==== RECORDS TO PROCESS

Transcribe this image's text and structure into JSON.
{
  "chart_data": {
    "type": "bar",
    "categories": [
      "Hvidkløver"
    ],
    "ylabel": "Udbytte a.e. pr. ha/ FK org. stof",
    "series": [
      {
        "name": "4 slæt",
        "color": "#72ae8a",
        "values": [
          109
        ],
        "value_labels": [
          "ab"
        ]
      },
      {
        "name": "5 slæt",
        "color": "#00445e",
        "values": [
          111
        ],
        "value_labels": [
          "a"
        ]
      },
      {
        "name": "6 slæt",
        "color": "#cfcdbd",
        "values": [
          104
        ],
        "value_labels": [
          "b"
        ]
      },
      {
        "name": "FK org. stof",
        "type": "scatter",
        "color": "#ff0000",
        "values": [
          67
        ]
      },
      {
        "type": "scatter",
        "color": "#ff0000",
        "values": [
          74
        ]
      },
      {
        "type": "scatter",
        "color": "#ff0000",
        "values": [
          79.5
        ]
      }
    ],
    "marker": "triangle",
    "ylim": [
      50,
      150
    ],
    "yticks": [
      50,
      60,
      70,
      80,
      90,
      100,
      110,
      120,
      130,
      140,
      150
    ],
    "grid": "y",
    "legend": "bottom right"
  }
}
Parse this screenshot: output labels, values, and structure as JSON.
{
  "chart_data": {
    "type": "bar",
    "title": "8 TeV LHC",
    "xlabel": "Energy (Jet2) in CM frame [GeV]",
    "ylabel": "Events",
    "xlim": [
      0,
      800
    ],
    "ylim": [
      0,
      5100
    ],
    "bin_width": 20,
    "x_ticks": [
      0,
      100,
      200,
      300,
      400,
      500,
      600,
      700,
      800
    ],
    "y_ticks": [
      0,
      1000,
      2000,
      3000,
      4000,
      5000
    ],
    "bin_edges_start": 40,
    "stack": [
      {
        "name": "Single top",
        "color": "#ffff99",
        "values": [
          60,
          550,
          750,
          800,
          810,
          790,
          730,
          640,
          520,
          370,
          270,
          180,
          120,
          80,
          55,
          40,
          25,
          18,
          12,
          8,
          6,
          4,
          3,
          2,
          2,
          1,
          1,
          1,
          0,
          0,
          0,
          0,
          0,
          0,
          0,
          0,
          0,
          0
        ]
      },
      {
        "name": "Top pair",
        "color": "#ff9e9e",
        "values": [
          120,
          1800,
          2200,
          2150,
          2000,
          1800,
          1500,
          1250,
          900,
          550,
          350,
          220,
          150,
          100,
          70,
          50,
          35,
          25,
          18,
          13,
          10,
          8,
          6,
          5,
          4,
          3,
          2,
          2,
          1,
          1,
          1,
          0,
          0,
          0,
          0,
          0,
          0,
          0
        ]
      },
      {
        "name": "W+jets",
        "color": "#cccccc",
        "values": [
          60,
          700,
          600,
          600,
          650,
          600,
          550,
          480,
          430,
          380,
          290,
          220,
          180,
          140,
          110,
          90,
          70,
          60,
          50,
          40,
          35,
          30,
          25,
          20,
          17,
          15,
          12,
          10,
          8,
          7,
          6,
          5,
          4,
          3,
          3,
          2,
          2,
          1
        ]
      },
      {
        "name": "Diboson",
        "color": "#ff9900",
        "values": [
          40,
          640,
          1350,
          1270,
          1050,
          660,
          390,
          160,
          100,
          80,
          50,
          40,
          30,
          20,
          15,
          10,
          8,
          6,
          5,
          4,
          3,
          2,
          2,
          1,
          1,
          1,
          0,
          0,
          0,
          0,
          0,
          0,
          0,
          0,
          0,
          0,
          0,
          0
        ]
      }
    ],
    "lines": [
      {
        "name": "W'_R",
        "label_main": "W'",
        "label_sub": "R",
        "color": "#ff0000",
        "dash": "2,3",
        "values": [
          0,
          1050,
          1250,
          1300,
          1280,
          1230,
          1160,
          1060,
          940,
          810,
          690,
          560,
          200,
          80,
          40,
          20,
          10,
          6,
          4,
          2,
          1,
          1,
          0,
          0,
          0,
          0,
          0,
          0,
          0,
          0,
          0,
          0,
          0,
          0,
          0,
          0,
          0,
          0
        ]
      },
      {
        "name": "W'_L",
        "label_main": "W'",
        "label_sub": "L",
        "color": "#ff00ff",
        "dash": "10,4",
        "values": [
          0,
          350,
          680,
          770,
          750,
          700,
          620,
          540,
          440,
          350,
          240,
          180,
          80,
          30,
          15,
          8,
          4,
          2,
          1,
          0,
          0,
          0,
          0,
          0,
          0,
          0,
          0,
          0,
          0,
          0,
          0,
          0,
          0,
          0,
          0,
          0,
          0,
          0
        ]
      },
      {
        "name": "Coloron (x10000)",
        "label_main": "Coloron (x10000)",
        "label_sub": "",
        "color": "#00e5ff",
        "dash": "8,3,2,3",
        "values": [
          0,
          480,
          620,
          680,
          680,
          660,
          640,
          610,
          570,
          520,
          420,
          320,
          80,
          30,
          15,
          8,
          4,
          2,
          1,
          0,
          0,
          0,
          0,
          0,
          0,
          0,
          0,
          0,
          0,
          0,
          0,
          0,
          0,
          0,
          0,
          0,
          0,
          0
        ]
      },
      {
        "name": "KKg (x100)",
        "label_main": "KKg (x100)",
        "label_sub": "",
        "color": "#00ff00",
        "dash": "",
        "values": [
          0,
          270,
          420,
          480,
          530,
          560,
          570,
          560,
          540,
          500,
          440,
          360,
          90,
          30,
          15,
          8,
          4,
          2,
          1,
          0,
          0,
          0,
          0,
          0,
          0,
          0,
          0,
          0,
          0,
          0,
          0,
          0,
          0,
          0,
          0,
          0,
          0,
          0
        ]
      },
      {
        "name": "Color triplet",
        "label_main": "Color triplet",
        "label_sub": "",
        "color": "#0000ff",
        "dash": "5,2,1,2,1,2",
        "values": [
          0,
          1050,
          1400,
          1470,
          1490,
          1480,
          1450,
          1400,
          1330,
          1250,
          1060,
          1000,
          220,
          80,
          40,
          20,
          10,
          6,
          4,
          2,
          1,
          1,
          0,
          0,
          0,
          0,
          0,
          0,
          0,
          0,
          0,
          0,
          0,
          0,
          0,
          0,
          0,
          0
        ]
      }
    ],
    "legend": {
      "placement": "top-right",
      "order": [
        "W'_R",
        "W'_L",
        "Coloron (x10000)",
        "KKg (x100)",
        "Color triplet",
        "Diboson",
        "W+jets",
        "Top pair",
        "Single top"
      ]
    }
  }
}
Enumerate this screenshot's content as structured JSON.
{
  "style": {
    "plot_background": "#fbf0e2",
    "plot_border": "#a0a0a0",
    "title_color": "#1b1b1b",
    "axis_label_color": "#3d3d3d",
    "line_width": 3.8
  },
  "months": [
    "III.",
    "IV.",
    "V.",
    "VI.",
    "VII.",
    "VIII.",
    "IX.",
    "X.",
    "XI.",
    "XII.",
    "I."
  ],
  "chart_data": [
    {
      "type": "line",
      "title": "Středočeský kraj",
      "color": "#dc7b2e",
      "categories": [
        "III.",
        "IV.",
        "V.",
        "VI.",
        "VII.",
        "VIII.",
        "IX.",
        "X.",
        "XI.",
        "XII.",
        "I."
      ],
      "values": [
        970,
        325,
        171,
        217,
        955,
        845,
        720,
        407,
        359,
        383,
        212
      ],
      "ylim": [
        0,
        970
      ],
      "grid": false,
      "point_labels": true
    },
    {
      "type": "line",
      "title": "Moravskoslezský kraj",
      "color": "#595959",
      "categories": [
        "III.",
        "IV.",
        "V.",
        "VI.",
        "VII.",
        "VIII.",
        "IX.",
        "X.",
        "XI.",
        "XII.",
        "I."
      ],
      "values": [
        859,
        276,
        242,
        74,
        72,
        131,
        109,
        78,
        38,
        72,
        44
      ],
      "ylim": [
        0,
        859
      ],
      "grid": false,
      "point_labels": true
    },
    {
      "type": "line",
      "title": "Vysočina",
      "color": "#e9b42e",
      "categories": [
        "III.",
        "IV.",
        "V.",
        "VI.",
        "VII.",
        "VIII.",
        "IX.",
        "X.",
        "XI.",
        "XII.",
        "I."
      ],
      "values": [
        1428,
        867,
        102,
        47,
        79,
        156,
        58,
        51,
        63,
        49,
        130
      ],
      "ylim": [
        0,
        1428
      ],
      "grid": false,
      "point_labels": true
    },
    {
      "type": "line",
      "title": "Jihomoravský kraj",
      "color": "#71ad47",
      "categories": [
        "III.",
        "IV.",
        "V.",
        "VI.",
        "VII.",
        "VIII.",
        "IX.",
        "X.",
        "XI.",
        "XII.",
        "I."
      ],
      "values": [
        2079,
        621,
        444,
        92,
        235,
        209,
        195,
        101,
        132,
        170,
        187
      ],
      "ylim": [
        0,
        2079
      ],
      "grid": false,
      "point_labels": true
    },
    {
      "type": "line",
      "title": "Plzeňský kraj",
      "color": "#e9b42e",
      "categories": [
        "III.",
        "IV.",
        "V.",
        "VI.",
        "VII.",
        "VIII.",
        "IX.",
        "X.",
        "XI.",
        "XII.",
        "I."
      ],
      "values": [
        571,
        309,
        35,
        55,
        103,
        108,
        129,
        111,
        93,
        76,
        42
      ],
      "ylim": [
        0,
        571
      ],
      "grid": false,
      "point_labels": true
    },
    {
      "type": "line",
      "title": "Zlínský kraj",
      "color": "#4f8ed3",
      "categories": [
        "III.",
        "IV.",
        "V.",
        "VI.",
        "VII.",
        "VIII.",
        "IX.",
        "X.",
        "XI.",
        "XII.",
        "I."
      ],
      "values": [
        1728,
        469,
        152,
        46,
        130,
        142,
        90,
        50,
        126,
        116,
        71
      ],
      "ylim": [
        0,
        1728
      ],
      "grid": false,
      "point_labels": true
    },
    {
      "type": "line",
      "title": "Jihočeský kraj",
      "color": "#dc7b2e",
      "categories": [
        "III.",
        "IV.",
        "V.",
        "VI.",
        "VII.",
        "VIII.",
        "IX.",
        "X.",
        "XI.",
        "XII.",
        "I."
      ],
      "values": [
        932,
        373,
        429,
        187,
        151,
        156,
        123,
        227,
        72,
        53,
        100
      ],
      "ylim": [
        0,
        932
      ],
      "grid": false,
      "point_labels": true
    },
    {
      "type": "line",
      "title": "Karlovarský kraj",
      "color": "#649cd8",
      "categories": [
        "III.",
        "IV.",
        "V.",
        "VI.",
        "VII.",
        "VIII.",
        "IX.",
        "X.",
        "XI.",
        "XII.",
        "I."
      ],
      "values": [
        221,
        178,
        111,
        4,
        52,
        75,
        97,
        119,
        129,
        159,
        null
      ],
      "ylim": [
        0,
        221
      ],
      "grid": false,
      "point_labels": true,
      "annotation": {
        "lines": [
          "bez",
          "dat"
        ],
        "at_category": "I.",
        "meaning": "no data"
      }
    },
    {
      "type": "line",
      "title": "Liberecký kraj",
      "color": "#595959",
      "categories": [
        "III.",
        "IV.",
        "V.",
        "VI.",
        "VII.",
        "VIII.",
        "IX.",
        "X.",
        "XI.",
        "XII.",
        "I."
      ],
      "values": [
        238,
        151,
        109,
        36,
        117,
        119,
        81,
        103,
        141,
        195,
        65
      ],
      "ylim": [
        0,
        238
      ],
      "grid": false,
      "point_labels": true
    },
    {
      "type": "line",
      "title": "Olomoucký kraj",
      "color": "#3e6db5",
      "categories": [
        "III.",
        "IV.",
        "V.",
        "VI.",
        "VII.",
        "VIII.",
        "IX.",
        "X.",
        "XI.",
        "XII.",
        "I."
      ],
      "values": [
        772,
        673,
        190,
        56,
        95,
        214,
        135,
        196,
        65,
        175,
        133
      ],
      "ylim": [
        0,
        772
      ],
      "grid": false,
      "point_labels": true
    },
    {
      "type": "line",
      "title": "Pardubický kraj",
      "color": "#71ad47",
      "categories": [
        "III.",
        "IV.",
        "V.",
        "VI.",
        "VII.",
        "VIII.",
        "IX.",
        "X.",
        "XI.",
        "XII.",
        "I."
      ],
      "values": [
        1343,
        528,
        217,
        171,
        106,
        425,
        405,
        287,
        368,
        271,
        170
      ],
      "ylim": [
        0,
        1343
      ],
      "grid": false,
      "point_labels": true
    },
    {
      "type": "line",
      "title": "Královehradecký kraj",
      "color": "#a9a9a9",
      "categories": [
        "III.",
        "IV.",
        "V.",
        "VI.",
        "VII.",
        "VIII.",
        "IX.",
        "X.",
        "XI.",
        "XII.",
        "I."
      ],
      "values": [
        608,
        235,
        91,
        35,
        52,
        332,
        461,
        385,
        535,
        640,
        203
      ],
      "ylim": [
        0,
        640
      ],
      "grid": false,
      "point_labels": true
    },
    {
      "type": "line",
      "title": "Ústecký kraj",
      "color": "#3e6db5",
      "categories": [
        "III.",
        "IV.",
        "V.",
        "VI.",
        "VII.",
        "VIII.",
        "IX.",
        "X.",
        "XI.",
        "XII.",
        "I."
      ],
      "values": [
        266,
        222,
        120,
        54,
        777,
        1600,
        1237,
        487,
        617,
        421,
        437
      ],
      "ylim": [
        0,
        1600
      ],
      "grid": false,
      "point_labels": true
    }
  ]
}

========

## GIVEN TASK
Filter the records, keeping only lines that contain "triplet", and show those lines.

## REPLY TO THE TASK
        "name": "Color triplet",
        "label_main": "Color triplet",
        "Color triplet",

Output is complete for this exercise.